▶

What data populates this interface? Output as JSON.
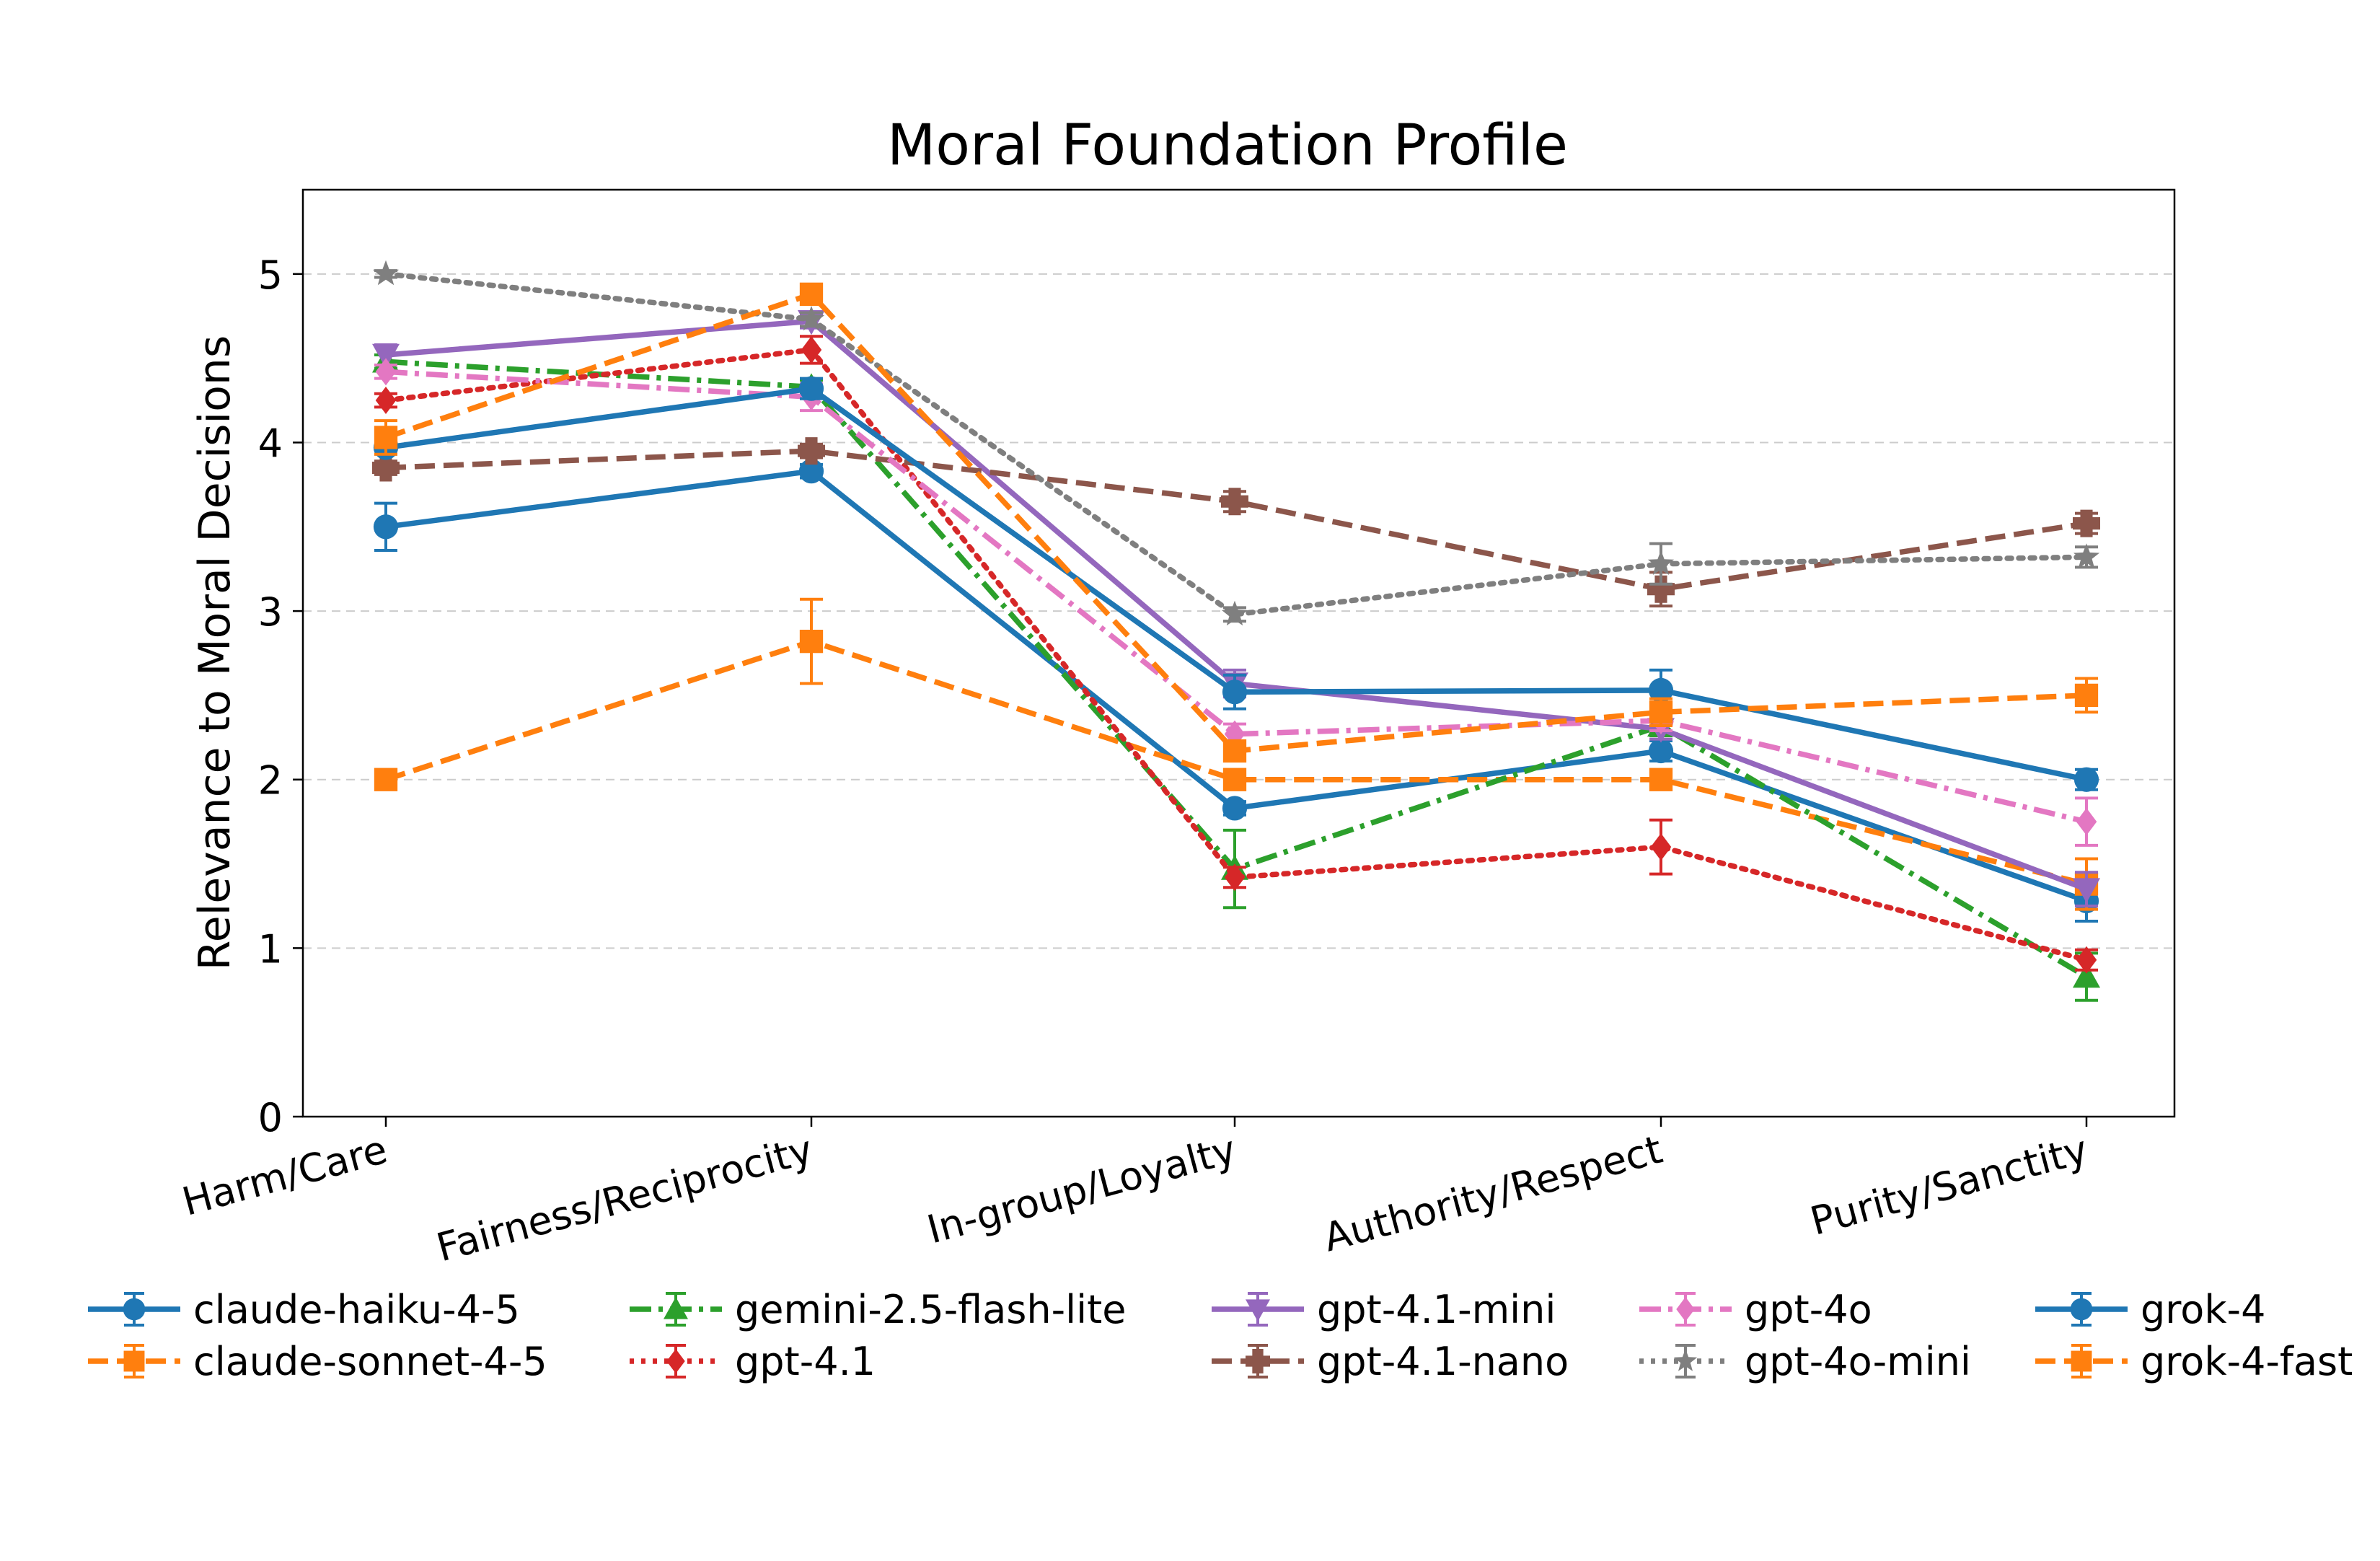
{
  "chart_data": {
    "type": "line",
    "title": "Moral Foundation Profile",
    "xlabel": "",
    "ylabel": "Relevance to Moral Decisions",
    "categories": [
      "Harm/Care",
      "Fairness/Reciprocity",
      "In-group/Loyalty",
      "Authority/Respect",
      "Purity/Sanctity"
    ],
    "ylim": [
      0,
      5.5
    ],
    "yticks": [
      0,
      1,
      2,
      3,
      4,
      5
    ],
    "grid": "horizontal dashed",
    "legend_position": "bottom",
    "series": [
      {
        "name": "claude-haiku-4-5",
        "color": "#1f77b4",
        "linestyle": "solid",
        "marker": "circle",
        "values": [
          3.5,
          3.83,
          1.83,
          2.17,
          1.28
        ],
        "errors": [
          0.14,
          0.04,
          0.04,
          0.06,
          0.12
        ]
      },
      {
        "name": "claude-sonnet-4-5",
        "color": "#ff7f0e",
        "linestyle": "dashed",
        "marker": "square",
        "values": [
          2.0,
          2.82,
          2.0,
          2.0,
          1.38
        ],
        "errors": [
          0.02,
          0.25,
          0.02,
          0.02,
          0.15
        ]
      },
      {
        "name": "gemini-2.5-flash-lite",
        "color": "#2ca02c",
        "linestyle": "dashdot",
        "marker": "triangle-up",
        "values": [
          4.48,
          4.33,
          1.47,
          2.32,
          0.83
        ],
        "errors": [
          0.04,
          0.04,
          0.23,
          0.06,
          0.14
        ]
      },
      {
        "name": "gpt-4.1",
        "color": "#d62728",
        "linestyle": "dotted",
        "marker": "diamond",
        "values": [
          4.25,
          4.55,
          1.42,
          1.6,
          0.93
        ],
        "errors": [
          0.04,
          0.08,
          0.06,
          0.16,
          0.06
        ]
      },
      {
        "name": "gpt-4.1-mini",
        "color": "#9467bd",
        "linestyle": "solid",
        "marker": "triangle-down",
        "values": [
          4.52,
          4.72,
          2.57,
          2.3,
          1.35
        ],
        "errors": [
          0.06,
          0.04,
          0.08,
          0.06,
          0.1
        ]
      },
      {
        "name": "gpt-4.1-nano",
        "color": "#8c564b",
        "linestyle": "dashed",
        "marker": "plus",
        "values": [
          3.85,
          3.95,
          3.65,
          3.13,
          3.52
        ],
        "errors": [
          0.04,
          0.04,
          0.06,
          0.1,
          0.06
        ]
      },
      {
        "name": "gpt-4o",
        "color": "#e377c2",
        "linestyle": "dashdot",
        "marker": "diamond",
        "values": [
          4.42,
          4.27,
          2.27,
          2.35,
          1.75
        ],
        "errors": [
          0.04,
          0.08,
          0.06,
          0.06,
          0.14
        ]
      },
      {
        "name": "gpt-4o-mini",
        "color": "#7f7f7f",
        "linestyle": "dotted",
        "marker": "star",
        "values": [
          5.0,
          4.73,
          2.98,
          3.28,
          3.32
        ],
        "errors": [
          0.02,
          0.04,
          0.04,
          0.12,
          0.06
        ]
      },
      {
        "name": "grok-4",
        "color": "#1f77b4",
        "linestyle": "solid",
        "marker": "circle",
        "values": [
          3.97,
          4.32,
          2.52,
          2.53,
          2.0
        ],
        "errors": [
          0.04,
          0.06,
          0.1,
          0.12,
          0.06
        ]
      },
      {
        "name": "grok-4-fast",
        "color": "#ff7f0e",
        "linestyle": "dashed",
        "marker": "square",
        "values": [
          4.03,
          4.88,
          2.17,
          2.4,
          2.5
        ],
        "errors": [
          0.1,
          0.04,
          0.04,
          0.08,
          0.1
        ]
      }
    ]
  }
}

◀

Print out the lines exactly, skipping any picture.

:: Result below ::
What data populates this interface? Output as JSON.
{
  "chart_data": {
    "type": "line",
    "title": "Moral Foundation Profile",
    "xlabel": "",
    "ylabel": "Relevance to Moral Decisions",
    "categories": [
      "Harm/Care",
      "Fairness/Reciprocity",
      "In-group/Loyalty",
      "Authority/Respect",
      "Purity/Sanctity"
    ],
    "ylim": [
      0,
      5.5
    ],
    "yticks": [
      0,
      1,
      2,
      3,
      4,
      5
    ],
    "grid": "horizontal dashed",
    "legend_position": "bottom",
    "series": [
      {
        "name": "claude-haiku-4-5",
        "color": "#1f77b4",
        "linestyle": "solid",
        "marker": "circle",
        "values": [
          3.5,
          3.83,
          1.83,
          2.17,
          1.28
        ],
        "errors": [
          0.14,
          0.04,
          0.04,
          0.06,
          0.12
        ]
      },
      {
        "name": "claude-sonnet-4-5",
        "color": "#ff7f0e",
        "linestyle": "dashed",
        "marker": "square",
        "values": [
          2.0,
          2.82,
          2.0,
          2.0,
          1.38
        ],
        "errors": [
          0.02,
          0.25,
          0.02,
          0.02,
          0.15
        ]
      },
      {
        "name": "gemini-2.5-flash-lite",
        "color": "#2ca02c",
        "linestyle": "dashdot",
        "marker": "triangle-up",
        "values": [
          4.48,
          4.33,
          1.47,
          2.32,
          0.83
        ],
        "errors": [
          0.04,
          0.04,
          0.23,
          0.06,
          0.14
        ]
      },
      {
        "name": "gpt-4.1",
        "color": "#d62728",
        "linestyle": "dotted",
        "marker": "diamond",
        "values": [
          4.25,
          4.55,
          1.42,
          1.6,
          0.93
        ],
        "errors": [
          0.04,
          0.08,
          0.06,
          0.16,
          0.06
        ]
      },
      {
        "name": "gpt-4.1-mini",
        "color": "#9467bd",
        "linestyle": "solid",
        "marker": "triangle-down",
        "values": [
          4.52,
          4.72,
          2.57,
          2.3,
          1.35
        ],
        "errors": [
          0.06,
          0.04,
          0.08,
          0.06,
          0.1
        ]
      },
      {
        "name": "gpt-4.1-nano",
        "color": "#8c564b",
        "linestyle": "dashed",
        "marker": "plus",
        "values": [
          3.85,
          3.95,
          3.65,
          3.13,
          3.52
        ],
        "errors": [
          0.04,
          0.04,
          0.06,
          0.1,
          0.06
        ]
      },
      {
        "name": "gpt-4o",
        "color": "#e377c2",
        "linestyle": "dashdot",
        "marker": "diamond",
        "values": [
          4.42,
          4.27,
          2.27,
          2.35,
          1.75
        ],
        "errors": [
          0.04,
          0.08,
          0.06,
          0.06,
          0.14
        ]
      },
      {
        "name": "gpt-4o-mini",
        "color": "#7f7f7f",
        "linestyle": "dotted",
        "marker": "star",
        "values": [
          5.0,
          4.73,
          2.98,
          3.28,
          3.32
        ],
        "errors": [
          0.02,
          0.04,
          0.04,
          0.12,
          0.06
        ]
      },
      {
        "name": "grok-4",
        "color": "#1f77b4",
        "linestyle": "solid",
        "marker": "circle",
        "values": [
          3.97,
          4.32,
          2.52,
          2.53,
          2.0
        ],
        "errors": [
          0.04,
          0.06,
          0.1,
          0.12,
          0.06
        ]
      },
      {
        "name": "grok-4-fast",
        "color": "#ff7f0e",
        "linestyle": "dashed",
        "marker": "square",
        "values": [
          4.03,
          4.88,
          2.17,
          2.4,
          2.5
        ],
        "errors": [
          0.1,
          0.04,
          0.04,
          0.08,
          0.1
        ]
      }
    ]
  }
}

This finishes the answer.